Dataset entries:
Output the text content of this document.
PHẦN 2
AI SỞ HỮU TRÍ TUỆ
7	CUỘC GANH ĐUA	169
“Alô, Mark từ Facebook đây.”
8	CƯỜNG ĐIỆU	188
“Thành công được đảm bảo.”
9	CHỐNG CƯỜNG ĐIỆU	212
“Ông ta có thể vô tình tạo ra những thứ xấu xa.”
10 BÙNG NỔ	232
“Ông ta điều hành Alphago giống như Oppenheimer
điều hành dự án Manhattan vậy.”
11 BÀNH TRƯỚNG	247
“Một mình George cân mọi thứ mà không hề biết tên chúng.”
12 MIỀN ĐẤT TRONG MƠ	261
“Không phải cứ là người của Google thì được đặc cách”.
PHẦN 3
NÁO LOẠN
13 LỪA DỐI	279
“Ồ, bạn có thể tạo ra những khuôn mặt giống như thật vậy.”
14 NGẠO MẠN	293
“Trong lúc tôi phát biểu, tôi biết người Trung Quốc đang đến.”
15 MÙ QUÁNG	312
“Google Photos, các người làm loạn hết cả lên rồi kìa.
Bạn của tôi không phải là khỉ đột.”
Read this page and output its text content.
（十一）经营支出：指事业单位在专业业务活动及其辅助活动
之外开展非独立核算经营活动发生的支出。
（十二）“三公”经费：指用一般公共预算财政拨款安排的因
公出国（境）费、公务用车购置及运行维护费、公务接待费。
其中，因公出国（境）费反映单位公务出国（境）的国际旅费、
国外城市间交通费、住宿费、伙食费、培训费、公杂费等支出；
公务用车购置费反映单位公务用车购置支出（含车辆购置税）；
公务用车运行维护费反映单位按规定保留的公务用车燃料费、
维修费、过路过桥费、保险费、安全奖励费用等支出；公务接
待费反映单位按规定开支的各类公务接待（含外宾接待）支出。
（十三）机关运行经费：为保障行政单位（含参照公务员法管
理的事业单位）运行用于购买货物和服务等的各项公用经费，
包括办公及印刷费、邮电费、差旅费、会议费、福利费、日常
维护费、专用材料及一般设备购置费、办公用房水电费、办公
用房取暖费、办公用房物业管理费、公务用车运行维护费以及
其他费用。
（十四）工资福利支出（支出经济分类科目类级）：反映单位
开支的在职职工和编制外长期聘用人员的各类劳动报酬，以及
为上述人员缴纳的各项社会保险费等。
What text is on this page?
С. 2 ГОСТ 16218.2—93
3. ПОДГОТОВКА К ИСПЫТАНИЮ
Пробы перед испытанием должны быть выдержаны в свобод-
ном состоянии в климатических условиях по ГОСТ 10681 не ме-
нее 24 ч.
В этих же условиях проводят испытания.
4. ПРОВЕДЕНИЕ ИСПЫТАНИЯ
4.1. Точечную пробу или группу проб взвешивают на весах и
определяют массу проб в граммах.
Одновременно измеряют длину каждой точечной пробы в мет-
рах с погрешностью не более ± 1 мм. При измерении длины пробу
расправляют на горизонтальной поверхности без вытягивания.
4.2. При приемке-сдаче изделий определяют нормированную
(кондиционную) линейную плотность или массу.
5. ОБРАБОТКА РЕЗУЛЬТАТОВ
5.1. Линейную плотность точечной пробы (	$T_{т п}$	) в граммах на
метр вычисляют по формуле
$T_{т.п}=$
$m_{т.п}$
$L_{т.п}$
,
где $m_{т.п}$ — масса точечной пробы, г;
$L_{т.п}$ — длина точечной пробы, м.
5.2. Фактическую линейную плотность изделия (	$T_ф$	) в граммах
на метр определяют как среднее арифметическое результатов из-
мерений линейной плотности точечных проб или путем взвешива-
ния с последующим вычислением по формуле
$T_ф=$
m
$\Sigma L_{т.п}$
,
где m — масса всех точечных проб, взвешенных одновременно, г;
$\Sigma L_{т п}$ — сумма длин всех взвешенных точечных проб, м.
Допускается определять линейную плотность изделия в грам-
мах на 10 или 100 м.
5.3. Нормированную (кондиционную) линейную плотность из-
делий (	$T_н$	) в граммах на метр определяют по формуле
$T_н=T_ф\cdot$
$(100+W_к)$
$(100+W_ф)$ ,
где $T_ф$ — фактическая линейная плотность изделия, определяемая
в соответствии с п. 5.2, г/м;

DIRECTIONS: Search the records for the string "this" and return every line in which it occurs.

REPLY TO THE EXERCISE:
Output the text content of this document.
Read this page and output its text content.
What text is on this page?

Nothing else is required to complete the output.